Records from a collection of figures
+---+

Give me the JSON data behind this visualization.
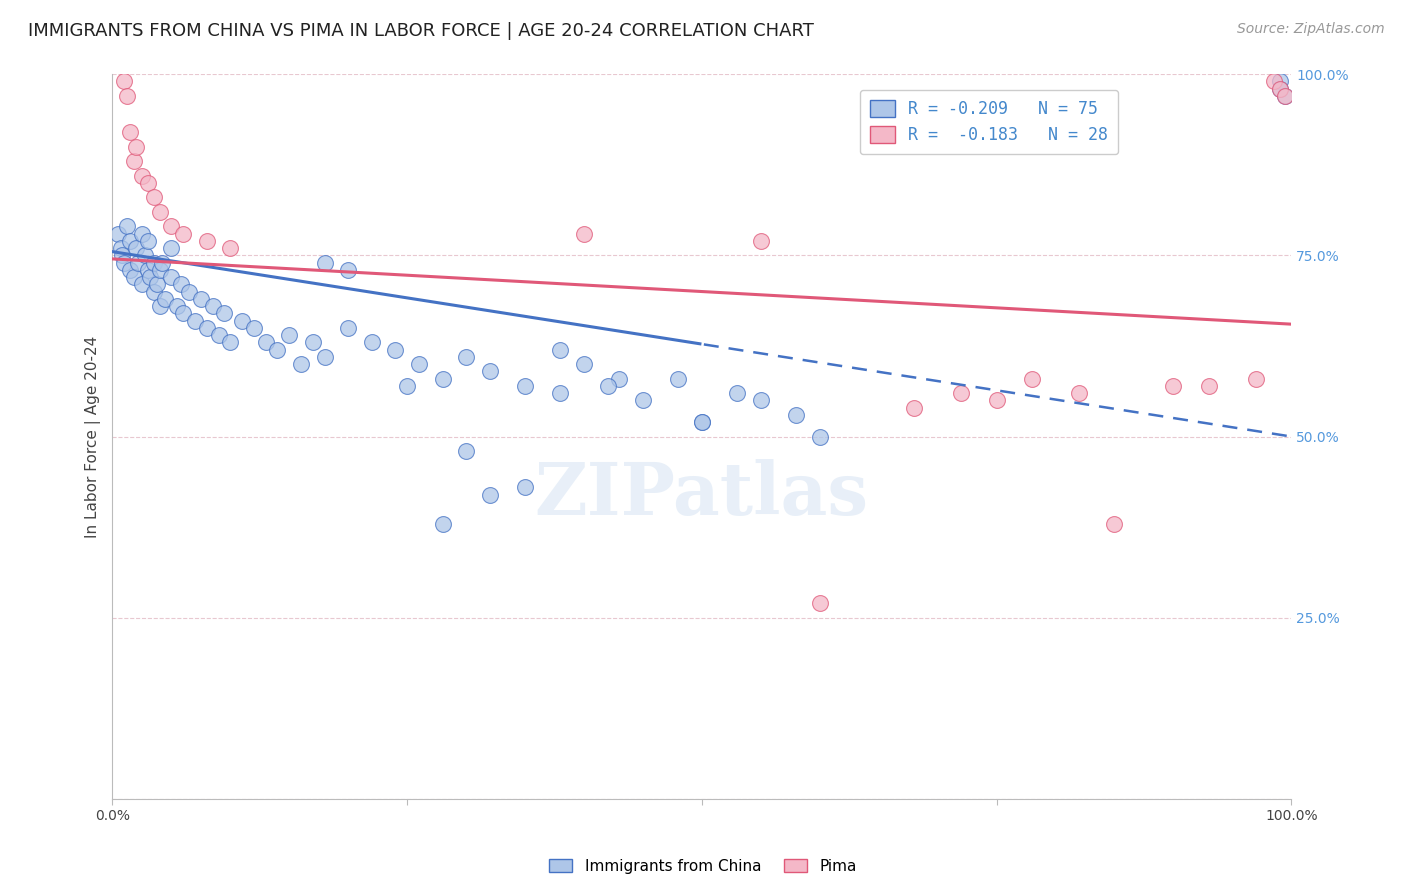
{
  "title": "IMMIGRANTS FROM CHINA VS PIMA IN LABOR FORCE | AGE 20-24 CORRELATION CHART",
  "source": "Source: ZipAtlas.com",
  "ylabel": "In Labor Force | Age 20-24",
  "watermark": "ZIPatlas",
  "china_R": -0.209,
  "china_N": 75,
  "pima_R": -0.183,
  "pima_N": 28,
  "china_color": "#aec6e8",
  "pima_color": "#f4b8c8",
  "china_line_color": "#4472c4",
  "pima_line_color": "#e05878",
  "xlim": [
    0,
    1
  ],
  "ylim": [
    0,
    1
  ],
  "background_color": "#ffffff",
  "title_fontsize": 13,
  "axis_fontsize": 11,
  "tick_fontsize": 10,
  "source_fontsize": 10,
  "china_x": [
    0.005,
    0.007,
    0.008,
    0.01,
    0.012,
    0.015,
    0.015,
    0.018,
    0.02,
    0.022,
    0.025,
    0.025,
    0.028,
    0.03,
    0.03,
    0.032,
    0.035,
    0.035,
    0.038,
    0.04,
    0.04,
    0.042,
    0.045,
    0.05,
    0.05,
    0.055,
    0.058,
    0.06,
    0.065,
    0.07,
    0.075,
    0.08,
    0.085,
    0.09,
    0.095,
    0.1,
    0.11,
    0.12,
    0.13,
    0.14,
    0.15,
    0.16,
    0.17,
    0.18,
    0.2,
    0.22,
    0.24,
    0.26,
    0.28,
    0.3,
    0.32,
    0.35,
    0.38,
    0.4,
    0.43,
    0.45,
    0.48,
    0.5,
    0.53,
    0.55,
    0.58,
    0.6,
    0.32,
    0.28,
    0.25,
    0.3,
    0.35,
    0.2,
    0.18,
    0.38,
    0.5,
    0.42,
    0.99,
    0.99,
    0.995
  ],
  "china_y": [
    0.78,
    0.76,
    0.75,
    0.74,
    0.79,
    0.77,
    0.73,
    0.72,
    0.76,
    0.74,
    0.71,
    0.78,
    0.75,
    0.73,
    0.77,
    0.72,
    0.74,
    0.7,
    0.71,
    0.73,
    0.68,
    0.74,
    0.69,
    0.72,
    0.76,
    0.68,
    0.71,
    0.67,
    0.7,
    0.66,
    0.69,
    0.65,
    0.68,
    0.64,
    0.67,
    0.63,
    0.66,
    0.65,
    0.63,
    0.62,
    0.64,
    0.6,
    0.63,
    0.61,
    0.65,
    0.63,
    0.62,
    0.6,
    0.58,
    0.61,
    0.59,
    0.57,
    0.56,
    0.6,
    0.58,
    0.55,
    0.58,
    0.52,
    0.56,
    0.55,
    0.53,
    0.5,
    0.42,
    0.38,
    0.57,
    0.48,
    0.43,
    0.73,
    0.74,
    0.62,
    0.52,
    0.57,
    0.99,
    0.98,
    0.97
  ],
  "pima_x": [
    0.01,
    0.012,
    0.015,
    0.018,
    0.02,
    0.025,
    0.03,
    0.035,
    0.04,
    0.05,
    0.06,
    0.08,
    0.1,
    0.4,
    0.55,
    0.68,
    0.72,
    0.75,
    0.78,
    0.82,
    0.85,
    0.9,
    0.93,
    0.97,
    0.985,
    0.99,
    0.995,
    0.6
  ],
  "pima_y": [
    0.99,
    0.97,
    0.92,
    0.88,
    0.9,
    0.86,
    0.85,
    0.83,
    0.81,
    0.79,
    0.78,
    0.77,
    0.76,
    0.78,
    0.77,
    0.54,
    0.56,
    0.55,
    0.58,
    0.56,
    0.38,
    0.57,
    0.57,
    0.58,
    0.99,
    0.98,
    0.97,
    0.27
  ],
  "china_line_y0": 0.755,
  "china_line_y1": 0.5,
  "pima_line_y0": 0.745,
  "pima_line_y1": 0.655
}
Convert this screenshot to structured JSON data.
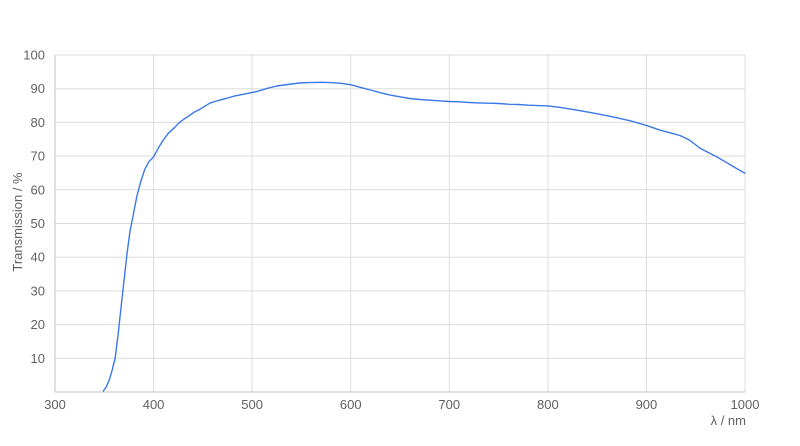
{
  "chart_data": {
    "type": "line",
    "xlabel": "λ / nm",
    "ylabel": "Transmission / %",
    "xlim": [
      300,
      1000
    ],
    "ylim": [
      0,
      100
    ],
    "x_ticks": [
      300,
      400,
      500,
      600,
      700,
      800,
      900,
      1000
    ],
    "y_ticks": [
      10,
      20,
      30,
      40,
      50,
      60,
      70,
      80,
      90,
      100
    ],
    "grid": true,
    "legend": false,
    "line_color": "#3b78e7",
    "grid_color": "#dcdcdc",
    "axis_line_color": "#c2c2c2",
    "tick_text_color": "#616161",
    "x": [
      349,
      352,
      355,
      358,
      361,
      364,
      367,
      370,
      373,
      376,
      379,
      383,
      387,
      391,
      395,
      400,
      405,
      410,
      415,
      421,
      426,
      431,
      436,
      441,
      447,
      452,
      457,
      462,
      467,
      472,
      477,
      482,
      487,
      492,
      497,
      505,
      515,
      525,
      532,
      540,
      548,
      558,
      570,
      580,
      590,
      600,
      610,
      620,
      630,
      640,
      650,
      660,
      670,
      680,
      690,
      700,
      710,
      720,
      730,
      740,
      750,
      760,
      770,
      780,
      790,
      800,
      811,
      822,
      832,
      842,
      853,
      863,
      873,
      883,
      893,
      900,
      907,
      914,
      924,
      934,
      944,
      954,
      964,
      970,
      980,
      990,
      1000
    ],
    "y": [
      0.3,
      1.5,
      3.5,
      6.5,
      10,
      17,
      25,
      33,
      41,
      47.5,
      52,
      58,
      62.5,
      66,
      68.2,
      69.8,
      72.5,
      74.8,
      76.8,
      78.4,
      79.9,
      81,
      82,
      83,
      83.9,
      84.8,
      85.7,
      86.2,
      86.6,
      87,
      87.4,
      87.8,
      88.1,
      88.4,
      88.7,
      89.2,
      90.1,
      90.8,
      91.1,
      91.4,
      91.7,
      91.8,
      91.9,
      91.8,
      91.6,
      91.2,
      90.4,
      89.6,
      88.8,
      88.1,
      87.6,
      87.1,
      86.8,
      86.6,
      86.4,
      86.2,
      86.1,
      85.9,
      85.8,
      85.7,
      85.6,
      85.4,
      85.3,
      85.1,
      85,
      84.9,
      84.5,
      84,
      83.5,
      83,
      82.4,
      81.8,
      81.2,
      80.5,
      79.7,
      79.1,
      78.4,
      77.7,
      76.9,
      76.1,
      74.7,
      72.4,
      70.9,
      70,
      68.3,
      66.6,
      64.9
    ]
  }
}
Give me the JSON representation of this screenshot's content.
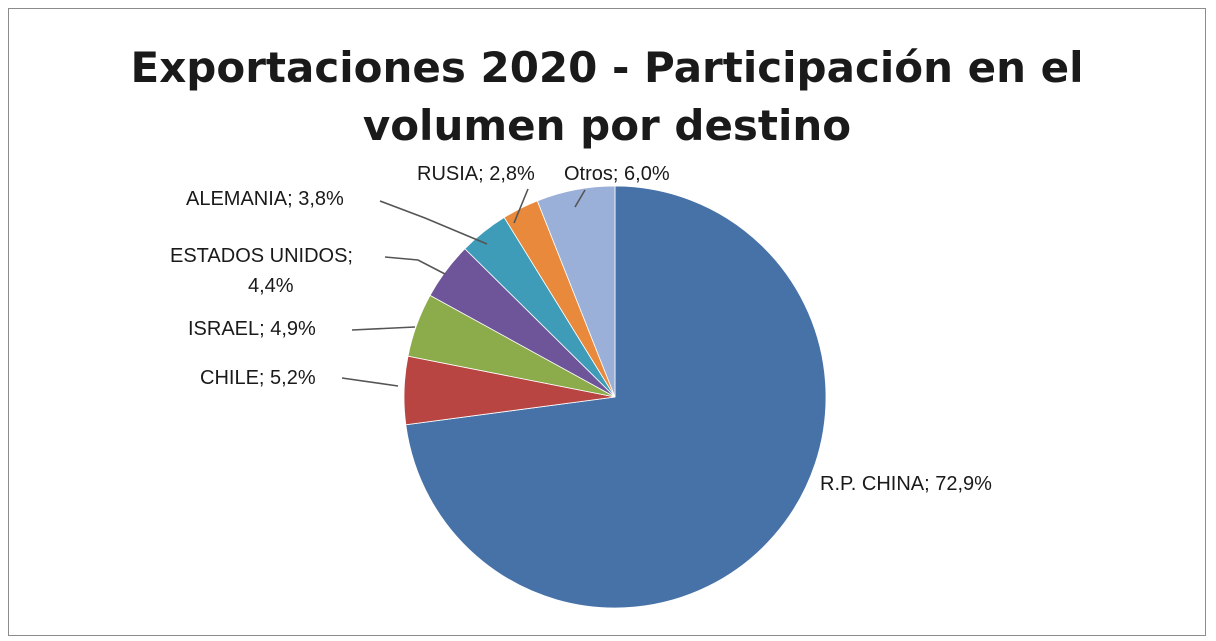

+---+

> **Set task**
Leave the images out and output the remaining material exactly as it stands.

> **Response for this exercise**
Give me the JSON data behind this visualization.
{
  "title": "IMMIGRANTS FROM CHINA VS PIMA IN LABOR FORCE | AGE 20-24 CORRELATION CHART",
  "source": "Source: ZipAtlas.com",
  "ylabel": "In Labor Force | Age 20-24",
  "watermark": "ZIPatlas",
  "china_R": -0.209,
  "china_N": 75,
  "pima_R": -0.183,
  "pima_N": 28,
  "china_color": "#aec6e8",
  "pima_color": "#f4b8c8",
  "china_line_color": "#4472c4",
  "pima_line_color": "#e05878",
  "xlim": [
    0,
    1
  ],
  "ylim": [
    0,
    1
  ],
  "background_color": "#ffffff",
  "title_fontsize": 13,
  "axis_fontsize": 11,
  "tick_fontsize": 10,
  "source_fontsize": 10,
  "china_x": [
    0.005,
    0.007,
    0.008,
    0.01,
    0.012,
    0.015,
    0.015,
    0.018,
    0.02,
    0.022,
    0.025,
    0.025,
    0.028,
    0.03,
    0.03,
    0.032,
    0.035,
    0.035,
    0.038,
    0.04,
    0.04,
    0.042,
    0.045,
    0.05,
    0.05,
    0.055,
    0.058,
    0.06,
    0.065,
    0.07,
    0.075,
    0.08,
    0.085,
    0.09,
    0.095,
    0.1,
    0.11,
    0.12,
    0.13,
    0.14,
    0.15,
    0.16,
    0.17,
    0.18,
    0.2,
    0.22,
    0.24,
    0.26,
    0.28,
    0.3,
    0.32,
    0.35,
    0.38,
    0.4,
    0.43,
    0.45,
    0.48,
    0.5,
    0.53,
    0.55,
    0.58,
    0.6,
    0.32,
    0.28,
    0.25,
    0.3,
    0.35,
    0.2,
    0.18,
    0.38,
    0.5,
    0.42,
    0.99,
    0.99,
    0.995
  ],
  "china_y": [
    0.78,
    0.76,
    0.75,
    0.74,
    0.79,
    0.77,
    0.73,
    0.72,
    0.76,
    0.74,
    0.71,
    0.78,
    0.75,
    0.73,
    0.77,
    0.72,
    0.74,
    0.7,
    0.71,
    0.73,
    0.68,
    0.74,
    0.69,
    0.72,
    0.76,
    0.68,
    0.71,
    0.67,
    0.7,
    0.66,
    0.69,
    0.65,
    0.68,
    0.64,
    0.67,
    0.63,
    0.66,
    0.65,
    0.63,
    0.62,
    0.64,
    0.6,
    0.63,
    0.61,
    0.65,
    0.63,
    0.62,
    0.6,
    0.58,
    0.61,
    0.59,
    0.57,
    0.56,
    0.6,
    0.58,
    0.55,
    0.58,
    0.52,
    0.56,
    0.55,
    0.53,
    0.5,
    0.42,
    0.38,
    0.57,
    0.48,
    0.43,
    0.73,
    0.74,
    0.62,
    0.52,
    0.57,
    0.99,
    0.98,
    0.97
  ],
  "pima_x": [
    0.01,
    0.012,
    0.015,
    0.018,
    0.02,
    0.025,
    0.03,
    0.035,
    0.04,
    0.05,
    0.06,
    0.08,
    0.1,
    0.4,
    0.55,
    0.68,
    0.72,
    0.75,
    0.78,
    0.82,
    0.85,
    0.9,
    0.93,
    0.97,
    0.985,
    0.99,
    0.995,
    0.6
  ],
  "pima_y": [
    0.99,
    0.97,
    0.92,
    0.88,
    0.9,
    0.86,
    0.85,
    0.83,
    0.81,
    0.79,
    0.78,
    0.77,
    0.76,
    0.78,
    0.77,
    0.54,
    0.56,
    0.55,
    0.58,
    0.56,
    0.38,
    0.57,
    0.57,
    0.58,
    0.99,
    0.98,
    0.97,
    0.27
  ],
  "china_line_y0": 0.755,
  "china_line_y1": 0.5,
  "pima_line_y0": 0.745,
  "pima_line_y1": 0.655
}
Convert this screenshot to structured JSON data.
{
  "chart_data": {
    "type": "line",
    "xlabel": "λ / nm",
    "ylabel": "Transmission / %",
    "xlim": [
      300,
      1000
    ],
    "ylim": [
      0,
      100
    ],
    "x_ticks": [
      300,
      400,
      500,
      600,
      700,
      800,
      900,
      1000
    ],
    "y_ticks": [
      10,
      20,
      30,
      40,
      50,
      60,
      70,
      80,
      90,
      100
    ],
    "grid": true,
    "legend": false,
    "line_color": "#3b78e7",
    "grid_color": "#dcdcdc",
    "axis_line_color": "#c2c2c2",
    "tick_text_color": "#616161",
    "x": [
      349,
      352,
      355,
      358,
      361,
      364,
      367,
      370,
      373,
      376,
      379,
      383,
      387,
      391,
      395,
      400,
      405,
      410,
      415,
      421,
      426,
      431,
      436,
      441,
      447,
      452,
      457,
      462,
      467,
      472,
      477,
      482,
      487,
      492,
      497,
      505,
      515,
      525,
      532,
      540,
      548,
      558,
      570,
      580,
      590,
      600,
      610,
      620,
      630,
      640,
      650,
      660,
      670,
      680,
      690,
      700,
      710,
      720,
      730,
      740,
      750,
      760,
      770,
      780,
      790,
      800,
      811,
      822,
      832,
      842,
      853,
      863,
      873,
      883,
      893,
      900,
      907,
      914,
      924,
      934,
      944,
      954,
      964,
      970,
      980,
      990,
      1000
    ],
    "y": [
      0.3,
      1.5,
      3.5,
      6.5,
      10,
      17,
      25,
      33,
      41,
      47.5,
      52,
      58,
      62.5,
      66,
      68.2,
      69.8,
      72.5,
      74.8,
      76.8,
      78.4,
      79.9,
      81,
      82,
      83,
      83.9,
      84.8,
      85.7,
      86.2,
      86.6,
      87,
      87.4,
      87.8,
      88.1,
      88.4,
      88.7,
      89.2,
      90.1,
      90.8,
      91.1,
      91.4,
      91.7,
      91.8,
      91.9,
      91.8,
      91.6,
      91.2,
      90.4,
      89.6,
      88.8,
      88.1,
      87.6,
      87.1,
      86.8,
      86.6,
      86.4,
      86.2,
      86.1,
      85.9,
      85.8,
      85.7,
      85.6,
      85.4,
      85.3,
      85.1,
      85,
      84.9,
      84.5,
      84,
      83.5,
      83,
      82.4,
      81.8,
      81.2,
      80.5,
      79.7,
      79.1,
      78.4,
      77.7,
      76.9,
      76.1,
      74.7,
      72.4,
      70.9,
      70,
      68.3,
      66.6,
      64.9
    ]
  }
}
Give me the JSON representation of this screenshot's content.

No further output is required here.